**OBJECTIVE:**
Omit the images, then print each record below exactly as it reads.

Begin PROVIDED INFORMATION

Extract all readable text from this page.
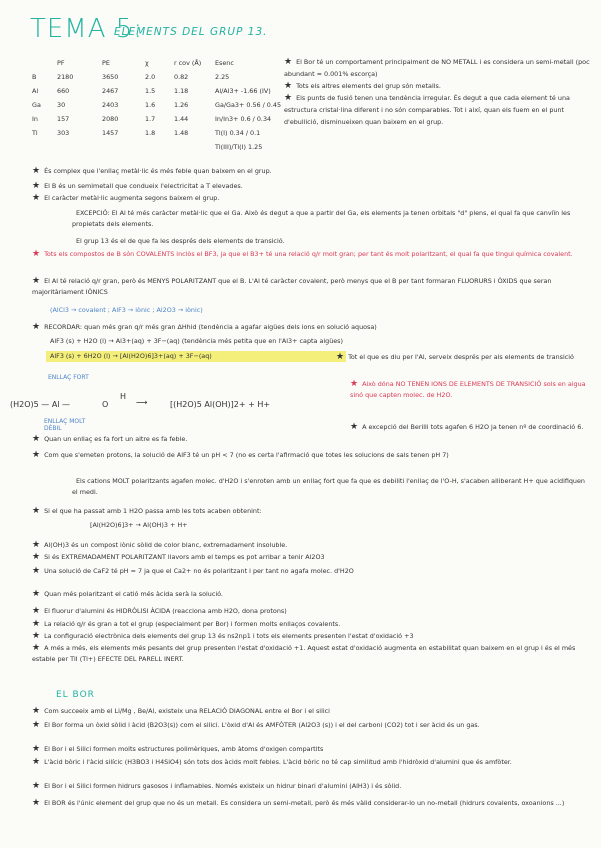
TEMA 5:
ELEMENTS DEL GRUP 13.
	PF	PE	χ	r cov (Å)	Esenc
B	2180	3650	2.0	0.82	2.25
Al	660	2467	1.5	1.18	Al/Al3+ -1.66 (IV)
Ga	30	2403	1.6	1.26	Ga/Ga3+ 0.56 / 0.45
In	157	2080	1.7	1.44	In/In3+ 0.6 / 0.34
Tl	303	1457	1.8	1.48	Tl(I) 0.34 / 0.1
					Tl(III)/Tl(I) 1.25
★ El Bor té un comportament principalment de NO METALL i es considera un semi-metall (poc abundant ≈ 0.001% escorça)
★ Tots els altres elements del grup són metalls.
★ Els punts de fusió tenen una tendència irregular. És degut a que cada element té una estructura cristal·lina diferent i no són comparables. Tot i així, quan els fuem en el punt d'ebullició, disminueixen quan baixem en el grup.
★ És complex que l'enllaç metàl·lic és més feble quan baixem en el grup.
★ El B és un semimetall que condueix l'electricitat a T elevades.
★ El caràcter metàl·lic augmenta segons baixem el grup.
EXCEPCIÓ: El Al té més caràcter metàl·lic que el Ga. Això és degut a que a partir del Ga, els elements ja tenen orbitals "d" plens, el qual fa que canviïn les propietats dels elements.
El grup 13 és el de que fa les després dels elements de transició.
★ Tots els compostos de B són COVALENTS inclòs el BF3, ja que el B3+ té una relació q/r molt gran; per tant és molt polaritzant, el qual fa que tingui química covalent.
★ El Al té relació q/r gran, però és MENYS POLARITZANT que el B. L'Al té caràcter covalent, però menys que el B per tant formaran FLUORURS i ÒXIDS que seran majoritàriament IÒNICS
(AlCl3 → covalent ; AlF3 → iònic ; Al2O3 → iònic)
★ RECORDAR: quan més gran q/r més gran ΔHhid (tendència a agafar aigües dels ions en solució aquosa)
AlF3 (s) + H2O (l) → Al3+(aq) + 3F−(aq) (tendència més petita que en l'Al3+ capta aigües)
AlF3 (s) + 6H2O (l) → [Al(H2O)6]3+(aq) + 3F−(aq)	★ Tot el que es diu per l'Al, serveix després per als elements de transició
★ Això dóna NO TENEN IONS DE ELEMENTS DE TRANSICIÓ sols en aigua sinó que capten molec. de H2O.
★ A excepció del Berilli tots agafen 6 H2O ja tenen nº de coordinació 6.
★ Quan un enllaç es fa fort un altre es fa feble.
★ Com que s'emeten protons, la solució de AlF3 té un pH < 7 (no es certa l'afirmació que totes les solucions de sals tenen pH 7)
Els cations MOLT polaritzants agafen molec. d'H2O i s'enroten amb un enllaç fort que fa que es debiliti l'enllaç de l'O-H, s'acaben alliberant H+ que acidifiquen el medi.
★ Si el que ha passat amb 1 H2O passa amb les tots acaben obtenint:
[Al(H2O)6]3+ → Al(OH)3 + H+
★ Al(OH)3 és un compost iònic sòlid de color blanc, extremadament insoluble.
★ Si és EXTREMADAMENT POLARITZANT llavors amb el temps es pot arribar a tenir Al2O3
★ Una solució de CaF2 té pH = 7 ja que el Ca2+ no és polaritzant i per tant no agafa molec. d'H2O
★ Quan més polaritzant el catió més àcida serà la solució.
★ El fluorur d'alumini és HIDRÒLISI ÀCIDA (reacciona amb H2O, dona protons)
★ La relació q/r és gran a tot el grup (especialment per Bor) i formen molts enllaços covalents.
★ La configuració electrònica dels elements del grup 13 és ns2np1 i tots els elements presenten l'estat d'oxidació +3
★ A més a més, els elements més pesants del grup presenten l'estat d'oxidació +1. Aquest estat d'oxidació augmenta en estabilitat quan baixem en el grup i és el més estable per TlI (Tl+) EFECTE DEL PARELL INERT.
EL BOR
★ Com succeeix amb el Li/Mg , Be/Al, existeix una RELACIÓ DIAGONAL entre el Bor i el silici
★ El Bor forma un òxid sòlid i àcid (B2O3(s)) com el silici. L'òxid d'Al és AMFÒTER (Al2O3 (s)) i el del carboni (CO2) tot i ser àcid és un gas.
★ El Bor i el Silici formen molts estructures polimèriques, amb àtoms d'oxigen compartits
★ L'àcid bòric i l'àcid silícic (H3BO3 i H4SiO4) són tots dos àcids molt febles. L'àcid bòric no té cap similitud amb l'hidròxid d'alumini que és amfòter.
★ El Bor i el Silici formen hidrurs gasosos i inflamables. Només existeix un hidrur binari d'alumini (AlH3) i és sòlid.
★ El BOR és l'únic element del grup que no és un metall. Es considera un semi-metall, però és més vàlid considerar-lo un no-metall (hidrurs covalents, oxoanions ...)
(H2O)5 — Al —	O
H
⟶	[(H2O)5 Al(OH)]2+ + H+
ENLLAÇ FORT
ENLLAÇ MOLT DÈBIL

End PROVIDED INFORMATION

**WRITTEN RESPONSE:**
Extract all readable text from this page.
TEMA 5:
ELEMENTS DEL GRUP 13.
	PF	PE	χ	r cov (Å)	Esenc
B	2180	3650	2.0	0.82	2.25
Al	660	2467	1.5	1.18	Al/Al3+ -1.66 (IV)
Ga	30	2403	1.6	1.26	Ga/Ga3+ 0.56 / 0.45
In	157	2080	1.7	1.44	In/In3+ 0.6 / 0.34
Tl	303	1457	1.8	1.48	Tl(I) 0.34 / 0.1
					Tl(III)/Tl(I) 1.25
★ El Bor té un comportament principalment de NO METALL i es considera un semi-metall (poc abundant ≈ 0.001% escorça)
★ Tots els altres elements del grup són metalls.
★ Els punts de fusió tenen una tendència irregular. És degut a que cada element té una estructura cristal·lina diferent i no són comparables. Tot i així, quan els fuem en el punt d'ebullició, disminueixen quan baixem en el grup.
★ És complex que l'enllaç metàl·lic és més feble quan baixem en el grup.
★ El B és un semimetall que condueix l'electricitat a T elevades.
★ El caràcter metàl·lic augmenta segons baixem el grup.
EXCEPCIÓ: El Al té més caràcter metàl·lic que el Ga. Això és degut a que a partir del Ga, els elements ja tenen orbitals "d" plens, el qual fa que canviïn les propietats dels elements.
El grup 13 és el de que fa les després dels elements de transició.
★ Tots els compostos de B són COVALENTS inclòs el BF3, ja que el B3+ té una relació q/r molt gran; per tant és molt polaritzant, el qual fa que tingui química covalent.
★ El Al té relació q/r gran, però és MENYS POLARITZANT que el B. L'Al té caràcter covalent, però menys que el B per tant formaran FLUORURS i ÒXIDS que seran majoritàriament IÒNICS
(AlCl3 → covalent ; AlF3 → iònic ; Al2O3 → iònic)
★ RECORDAR: quan més gran q/r més gran ΔHhid (tendència a agafar aigües dels ions en solució aquosa)
AlF3 (s) + H2O (l) → Al3+(aq) + 3F−(aq) (tendència més petita que en l'Al3+ capta aigües)
AlF3 (s) + 6H2O (l) → [Al(H2O)6]3+(aq) + 3F−(aq)	★ Tot el que es diu per l'Al, serveix després per als elements de transició
★ Això dóna NO TENEN IONS DE ELEMENTS DE TRANSICIÓ sols en aigua sinó que capten molec. de H2O.
★ A excepció del Berilli tots agafen 6 H2O ja tenen nº de coordinació 6.
★ Quan un enllaç es fa fort un altre es fa feble.
★ Com que s'emeten protons, la solució de AlF3 té un pH < 7 (no es certa l'afirmació que totes les solucions de sals tenen pH 7)
Els cations MOLT polaritzants agafen molec. d'H2O i s'enroten amb un enllaç fort que fa que es debiliti l'enllaç de l'O-H, s'acaben alliberant H+ que acidifiquen el medi.
★ Si el que ha passat amb 1 H2O passa amb les tots acaben obtenint:
[Al(H2O)6]3+ → Al(OH)3 + H+
★ Al(OH)3 és un compost iònic sòlid de color blanc, extremadament insoluble.
★ Si és EXTREMADAMENT POLARITZANT llavors amb el temps es pot arribar a tenir Al2O3
★ Una solució de CaF2 té pH = 7 ja que el Ca2+ no és polaritzant i per tant no agafa molec. d'H2O
★ Quan més polaritzant el catió més àcida serà la solució.
★ El fluorur d'alumini és HIDRÒLISI ÀCIDA (reacciona amb H2O, dona protons)
★ La relació q/r és gran a tot el grup (especialment per Bor) i formen molts enllaços covalents.
★ La configuració electrònica dels elements del grup 13 és ns2np1 i tots els elements presenten l'estat d'oxidació +3
★ A més a més, els elements més pesants del grup presenten l'estat d'oxidació +1. Aquest estat d'oxidació augmenta en estabilitat quan baixem en el grup i és el més estable per TlI (Tl+) EFECTE DEL PARELL INERT.
EL BOR
★ Com succeeix amb el Li/Mg , Be/Al, existeix una RELACIÓ DIAGONAL entre el Bor i el silici
★ El Bor forma un òxid sòlid i àcid (B2O3(s)) com el silici. L'òxid d'Al és AMFÒTER (Al2O3 (s)) i el del carboni (CO2) tot i ser àcid és un gas.
★ El Bor i el Silici formen molts estructures polimèriques, amb àtoms d'oxigen compartits
★ L'àcid bòric i l'àcid silícic (H3BO3 i H4SiO4) són tots dos àcids molt febles. L'àcid bòric no té cap similitud amb l'hidròxid d'alumini que és amfòter.
★ El Bor i el Silici formen hidrurs gasosos i inflamables. Només existeix un hidrur binari d'alumini (AlH3) i és sòlid.
★ El BOR és l'únic element del grup que no és un metall. Es considera un semi-metall, però és més vàlid considerar-lo un no-metall (hidrurs covalents, oxoanions ...)
(H2O)5 — Al —	O
H
⟶	[(H2O)5 Al(OH)]2+ + H+
ENLLAÇ FORT
ENLLAÇ MOLT DÈBIL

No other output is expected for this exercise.